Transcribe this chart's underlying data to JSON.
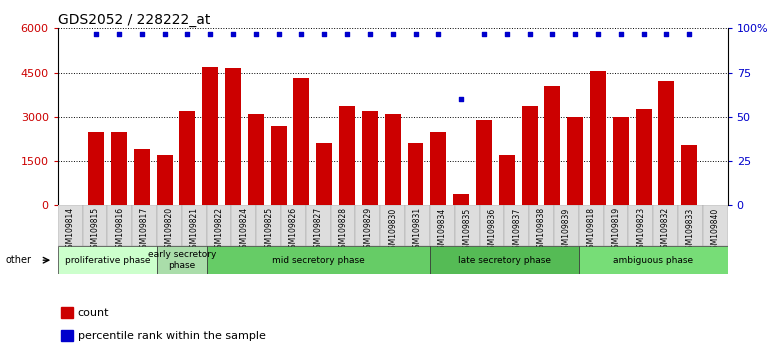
{
  "title": "GDS2052 / 228222_at",
  "samples": [
    "GSM109814",
    "GSM109815",
    "GSM109816",
    "GSM109817",
    "GSM109820",
    "GSM109821",
    "GSM109822",
    "GSM109824",
    "GSM109825",
    "GSM109826",
    "GSM109827",
    "GSM109828",
    "GSM109829",
    "GSM109830",
    "GSM109831",
    "GSM109834",
    "GSM109835",
    "GSM109836",
    "GSM109837",
    "GSM109838",
    "GSM109839",
    "GSM109818",
    "GSM109819",
    "GSM109823",
    "GSM109832",
    "GSM109833",
    "GSM109840"
  ],
  "counts": [
    2500,
    2500,
    1900,
    1700,
    3200,
    4700,
    4650,
    3100,
    2700,
    4300,
    2100,
    3350,
    3200,
    3100,
    2100,
    2500,
    370,
    2900,
    1700,
    3350,
    4050,
    3000,
    4550,
    3000,
    3250,
    4200,
    2050
  ],
  "percentile_ranks": [
    97,
    97,
    97,
    97,
    97,
    97,
    97,
    97,
    97,
    97,
    97,
    97,
    97,
    97,
    97,
    97,
    60,
    97,
    97,
    97,
    97,
    97,
    97,
    97,
    97,
    97,
    97
  ],
  "bar_color": "#cc0000",
  "dot_color": "#0000cc",
  "plot_bg": "#ffffff",
  "tick_bg": "#dddddd",
  "ylim_left": [
    0,
    6000
  ],
  "ylim_right": [
    0,
    100
  ],
  "yticks_left": [
    0,
    1500,
    3000,
    4500,
    6000
  ],
  "ytick_labels_left": [
    "0",
    "1500",
    "3000",
    "4500",
    "6000"
  ],
  "yticks_right": [
    0,
    25,
    50,
    75,
    100
  ],
  "ytick_labels_right": [
    "0",
    "25",
    "50",
    "75",
    "100%"
  ],
  "phases": [
    {
      "label": "proliferative phase",
      "start": 0,
      "end": 4,
      "color": "#ccffcc"
    },
    {
      "label": "early secretory\nphase",
      "start": 4,
      "end": 6,
      "color": "#aaddaa"
    },
    {
      "label": "mid secretory phase",
      "start": 6,
      "end": 15,
      "color": "#66cc66"
    },
    {
      "label": "late secretory phase",
      "start": 15,
      "end": 21,
      "color": "#55bb55"
    },
    {
      "label": "ambiguous phase",
      "start": 21,
      "end": 27,
      "color": "#77dd77"
    }
  ],
  "legend_count_label": "count",
  "legend_pct_label": "percentile rank within the sample",
  "other_label": "other"
}
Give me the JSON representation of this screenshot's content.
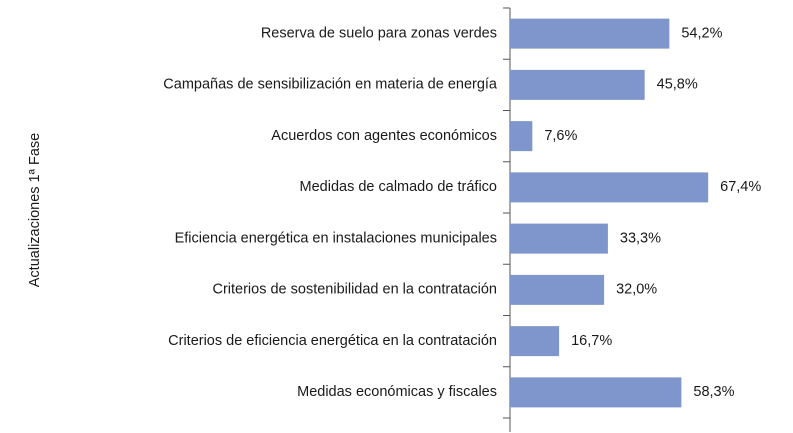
········
The listing above must be printed again exactly, minus its pictures.

SOLVED EXERCISE ->
Transcribe this chart's underlying data to JSON.
{
  "title": "GDS2052 / 228222_at",
  "samples": [
    "GSM109814",
    "GSM109815",
    "GSM109816",
    "GSM109817",
    "GSM109820",
    "GSM109821",
    "GSM109822",
    "GSM109824",
    "GSM109825",
    "GSM109826",
    "GSM109827",
    "GSM109828",
    "GSM109829",
    "GSM109830",
    "GSM109831",
    "GSM109834",
    "GSM109835",
    "GSM109836",
    "GSM109837",
    "GSM109838",
    "GSM109839",
    "GSM109818",
    "GSM109819",
    "GSM109823",
    "GSM109832",
    "GSM109833",
    "GSM109840"
  ],
  "counts": [
    2500,
    2500,
    1900,
    1700,
    3200,
    4700,
    4650,
    3100,
    2700,
    4300,
    2100,
    3350,
    3200,
    3100,
    2100,
    2500,
    370,
    2900,
    1700,
    3350,
    4050,
    3000,
    4550,
    3000,
    3250,
    4200,
    2050
  ],
  "percentile_ranks": [
    97,
    97,
    97,
    97,
    97,
    97,
    97,
    97,
    97,
    97,
    97,
    97,
    97,
    97,
    97,
    97,
    60,
    97,
    97,
    97,
    97,
    97,
    97,
    97,
    97,
    97,
    97
  ],
  "bar_color": "#cc0000",
  "dot_color": "#0000cc",
  "plot_bg": "#ffffff",
  "tick_bg": "#dddddd",
  "ylim_left": [
    0,
    6000
  ],
  "ylim_right": [
    0,
    100
  ],
  "yticks_left": [
    0,
    1500,
    3000,
    4500,
    6000
  ],
  "ytick_labels_left": [
    "0",
    "1500",
    "3000",
    "4500",
    "6000"
  ],
  "yticks_right": [
    0,
    25,
    50,
    75,
    100
  ],
  "ytick_labels_right": [
    "0",
    "25",
    "50",
    "75",
    "100%"
  ],
  "phases": [
    {
      "label": "proliferative phase",
      "start": 0,
      "end": 4,
      "color": "#ccffcc"
    },
    {
      "label": "early secretory\nphase",
      "start": 4,
      "end": 6,
      "color": "#aaddaa"
    },
    {
      "label": "mid secretory phase",
      "start": 6,
      "end": 15,
      "color": "#66cc66"
    },
    {
      "label": "late secretory phase",
      "start": 15,
      "end": 21,
      "color": "#55bb55"
    },
    {
      "label": "ambiguous phase",
      "start": 21,
      "end": 27,
      "color": "#77dd77"
    }
  ],
  "legend_count_label": "count",
  "legend_pct_label": "percentile rank within the sample",
  "other_label": "other"
}
Give me the JSON representation of this screenshot's content.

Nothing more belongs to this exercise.